## MATERIAL PROVIDED
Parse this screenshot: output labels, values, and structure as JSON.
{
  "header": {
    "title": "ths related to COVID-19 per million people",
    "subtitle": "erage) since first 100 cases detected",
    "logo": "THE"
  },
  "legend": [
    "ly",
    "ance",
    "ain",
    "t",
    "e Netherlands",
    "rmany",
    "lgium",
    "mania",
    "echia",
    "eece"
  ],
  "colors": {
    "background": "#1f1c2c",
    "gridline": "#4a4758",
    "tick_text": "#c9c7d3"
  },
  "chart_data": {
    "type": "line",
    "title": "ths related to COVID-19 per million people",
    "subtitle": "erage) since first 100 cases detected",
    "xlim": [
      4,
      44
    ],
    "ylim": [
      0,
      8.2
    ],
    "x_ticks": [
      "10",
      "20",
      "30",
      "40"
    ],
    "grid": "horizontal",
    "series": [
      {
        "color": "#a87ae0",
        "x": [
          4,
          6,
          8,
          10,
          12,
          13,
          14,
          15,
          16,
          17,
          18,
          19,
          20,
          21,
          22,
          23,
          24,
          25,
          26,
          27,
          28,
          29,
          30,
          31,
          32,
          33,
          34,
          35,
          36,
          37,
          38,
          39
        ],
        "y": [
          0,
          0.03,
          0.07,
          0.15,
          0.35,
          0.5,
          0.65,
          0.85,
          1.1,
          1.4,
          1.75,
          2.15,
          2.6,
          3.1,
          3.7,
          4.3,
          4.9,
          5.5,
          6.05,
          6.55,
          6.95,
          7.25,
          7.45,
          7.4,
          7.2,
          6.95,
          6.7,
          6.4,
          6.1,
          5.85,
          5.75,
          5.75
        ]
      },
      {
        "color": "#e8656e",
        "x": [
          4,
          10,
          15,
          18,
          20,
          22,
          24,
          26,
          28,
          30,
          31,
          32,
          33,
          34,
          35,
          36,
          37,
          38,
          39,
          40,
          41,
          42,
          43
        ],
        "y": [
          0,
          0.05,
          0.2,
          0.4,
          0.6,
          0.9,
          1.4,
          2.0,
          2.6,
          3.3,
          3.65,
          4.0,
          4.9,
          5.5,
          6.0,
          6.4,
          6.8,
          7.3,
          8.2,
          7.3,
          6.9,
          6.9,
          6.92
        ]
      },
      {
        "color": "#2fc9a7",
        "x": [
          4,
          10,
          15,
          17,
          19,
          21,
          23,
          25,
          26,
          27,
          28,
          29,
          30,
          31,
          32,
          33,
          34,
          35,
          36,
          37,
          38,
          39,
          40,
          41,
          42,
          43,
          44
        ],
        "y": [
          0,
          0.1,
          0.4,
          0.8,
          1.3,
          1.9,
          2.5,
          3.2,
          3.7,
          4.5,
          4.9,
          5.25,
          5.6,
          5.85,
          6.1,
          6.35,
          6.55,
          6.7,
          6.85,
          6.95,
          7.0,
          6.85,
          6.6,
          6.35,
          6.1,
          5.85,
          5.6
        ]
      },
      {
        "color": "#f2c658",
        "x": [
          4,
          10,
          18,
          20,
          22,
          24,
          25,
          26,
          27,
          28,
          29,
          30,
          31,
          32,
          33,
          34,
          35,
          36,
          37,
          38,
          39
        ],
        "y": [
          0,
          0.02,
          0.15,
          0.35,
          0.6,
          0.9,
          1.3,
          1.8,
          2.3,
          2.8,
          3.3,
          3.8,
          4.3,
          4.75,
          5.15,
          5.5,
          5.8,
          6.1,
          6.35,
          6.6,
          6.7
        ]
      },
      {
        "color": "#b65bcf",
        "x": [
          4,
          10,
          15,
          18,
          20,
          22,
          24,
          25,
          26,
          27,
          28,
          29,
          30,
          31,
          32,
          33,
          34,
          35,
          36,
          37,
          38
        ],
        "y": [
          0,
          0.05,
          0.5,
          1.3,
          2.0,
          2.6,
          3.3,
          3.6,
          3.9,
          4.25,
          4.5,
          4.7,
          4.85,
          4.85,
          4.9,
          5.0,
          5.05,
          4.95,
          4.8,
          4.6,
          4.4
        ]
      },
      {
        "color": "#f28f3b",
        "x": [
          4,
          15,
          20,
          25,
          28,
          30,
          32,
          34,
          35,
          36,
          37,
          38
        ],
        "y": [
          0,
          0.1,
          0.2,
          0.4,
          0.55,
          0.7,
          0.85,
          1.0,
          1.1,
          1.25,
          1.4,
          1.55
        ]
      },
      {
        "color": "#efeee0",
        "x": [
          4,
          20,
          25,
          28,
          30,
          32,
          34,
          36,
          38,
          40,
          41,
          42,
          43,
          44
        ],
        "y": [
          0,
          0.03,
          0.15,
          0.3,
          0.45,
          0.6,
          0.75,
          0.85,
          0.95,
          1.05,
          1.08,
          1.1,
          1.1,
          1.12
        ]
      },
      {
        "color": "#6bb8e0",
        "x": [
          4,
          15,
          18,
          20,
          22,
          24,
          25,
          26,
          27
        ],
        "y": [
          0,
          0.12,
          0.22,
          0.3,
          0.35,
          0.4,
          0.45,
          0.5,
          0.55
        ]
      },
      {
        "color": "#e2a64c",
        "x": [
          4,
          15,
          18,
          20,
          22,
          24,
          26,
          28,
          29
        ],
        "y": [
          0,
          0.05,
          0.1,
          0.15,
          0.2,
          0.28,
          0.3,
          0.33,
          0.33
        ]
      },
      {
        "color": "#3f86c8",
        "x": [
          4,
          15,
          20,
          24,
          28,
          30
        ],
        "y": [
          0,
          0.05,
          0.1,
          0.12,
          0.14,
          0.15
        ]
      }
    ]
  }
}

## EXERCISE PROMPT
All the data must be duplicated exactly, with nothing added or removed.

## SOLUTION FOR THIS TASK
Parse this screenshot: output labels, values, and structure as JSON.
{
  "header": {
    "title": "ths related to COVID-19 per million people",
    "subtitle": "erage) since first 100 cases detected",
    "logo": "THE"
  },
  "legend": [
    "ly",
    "ance",
    "ain",
    "t",
    "e Netherlands",
    "rmany",
    "lgium",
    "mania",
    "echia",
    "eece"
  ],
  "colors": {
    "background": "#1f1c2c",
    "gridline": "#4a4758",
    "tick_text": "#c9c7d3"
  },
  "chart_data": {
    "type": "line",
    "title": "ths related to COVID-19 per million people",
    "subtitle": "erage) since first 100 cases detected",
    "xlim": [
      4,
      44
    ],
    "ylim": [
      0,
      8.2
    ],
    "x_ticks": [
      "10",
      "20",
      "30",
      "40"
    ],
    "grid": "horizontal",
    "series": [
      {
        "color": "#a87ae0",
        "x": [
          4,
          6,
          8,
          10,
          12,
          13,
          14,
          15,
          16,
          17,
          18,
          19,
          20,
          21,
          22,
          23,
          24,
          25,
          26,
          27,
          28,
          29,
          30,
          31,
          32,
          33,
          34,
          35,
          36,
          37,
          38,
          39
        ],
        "y": [
          0,
          0.03,
          0.07,
          0.15,
          0.35,
          0.5,
          0.65,
          0.85,
          1.1,
          1.4,
          1.75,
          2.15,
          2.6,
          3.1,
          3.7,
          4.3,
          4.9,
          5.5,
          6.05,
          6.55,
          6.95,
          7.25,
          7.45,
          7.4,
          7.2,
          6.95,
          6.7,
          6.4,
          6.1,
          5.85,
          5.75,
          5.75
        ]
      },
      {
        "color": "#e8656e",
        "x": [
          4,
          10,
          15,
          18,
          20,
          22,
          24,
          26,
          28,
          30,
          31,
          32,
          33,
          34,
          35,
          36,
          37,
          38,
          39,
          40,
          41,
          42,
          43
        ],
        "y": [
          0,
          0.05,
          0.2,
          0.4,
          0.6,
          0.9,
          1.4,
          2.0,
          2.6,
          3.3,
          3.65,
          4.0,
          4.9,
          5.5,
          6.0,
          6.4,
          6.8,
          7.3,
          8.2,
          7.3,
          6.9,
          6.9,
          6.92
        ]
      },
      {
        "color": "#2fc9a7",
        "x": [
          4,
          10,
          15,
          17,
          19,
          21,
          23,
          25,
          26,
          27,
          28,
          29,
          30,
          31,
          32,
          33,
          34,
          35,
          36,
          37,
          38,
          39,
          40,
          41,
          42,
          43,
          44
        ],
        "y": [
          0,
          0.1,
          0.4,
          0.8,
          1.3,
          1.9,
          2.5,
          3.2,
          3.7,
          4.5,
          4.9,
          5.25,
          5.6,
          5.85,
          6.1,
          6.35,
          6.55,
          6.7,
          6.85,
          6.95,
          7.0,
          6.85,
          6.6,
          6.35,
          6.1,
          5.85,
          5.6
        ]
      },
      {
        "color": "#f2c658",
        "x": [
          4,
          10,
          18,
          20,
          22,
          24,
          25,
          26,
          27,
          28,
          29,
          30,
          31,
          32,
          33,
          34,
          35,
          36,
          37,
          38,
          39
        ],
        "y": [
          0,
          0.02,
          0.15,
          0.35,
          0.6,
          0.9,
          1.3,
          1.8,
          2.3,
          2.8,
          3.3,
          3.8,
          4.3,
          4.75,
          5.15,
          5.5,
          5.8,
          6.1,
          6.35,
          6.6,
          6.7
        ]
      },
      {
        "color": "#b65bcf",
        "x": [
          4,
          10,
          15,
          18,
          20,
          22,
          24,
          25,
          26,
          27,
          28,
          29,
          30,
          31,
          32,
          33,
          34,
          35,
          36,
          37,
          38
        ],
        "y": [
          0,
          0.05,
          0.5,
          1.3,
          2.0,
          2.6,
          3.3,
          3.6,
          3.9,
          4.25,
          4.5,
          4.7,
          4.85,
          4.85,
          4.9,
          5.0,
          5.05,
          4.95,
          4.8,
          4.6,
          4.4
        ]
      },
      {
        "color": "#f28f3b",
        "x": [
          4,
          15,
          20,
          25,
          28,
          30,
          32,
          34,
          35,
          36,
          37,
          38
        ],
        "y": [
          0,
          0.1,
          0.2,
          0.4,
          0.55,
          0.7,
          0.85,
          1.0,
          1.1,
          1.25,
          1.4,
          1.55
        ]
      },
      {
        "color": "#efeee0",
        "x": [
          4,
          20,
          25,
          28,
          30,
          32,
          34,
          36,
          38,
          40,
          41,
          42,
          43,
          44
        ],
        "y": [
          0,
          0.03,
          0.15,
          0.3,
          0.45,
          0.6,
          0.75,
          0.85,
          0.95,
          1.05,
          1.08,
          1.1,
          1.1,
          1.12
        ]
      },
      {
        "color": "#6bb8e0",
        "x": [
          4,
          15,
          18,
          20,
          22,
          24,
          25,
          26,
          27
        ],
        "y": [
          0,
          0.12,
          0.22,
          0.3,
          0.35,
          0.4,
          0.45,
          0.5,
          0.55
        ]
      },
      {
        "color": "#e2a64c",
        "x": [
          4,
          15,
          18,
          20,
          22,
          24,
          26,
          28,
          29
        ],
        "y": [
          0,
          0.05,
          0.1,
          0.15,
          0.2,
          0.28,
          0.3,
          0.33,
          0.33
        ]
      },
      {
        "color": "#3f86c8",
        "x": [
          4,
          15,
          20,
          24,
          28,
          30
        ],
        "y": [
          0,
          0.05,
          0.1,
          0.12,
          0.14,
          0.15
        ]
      }
    ]
  }
}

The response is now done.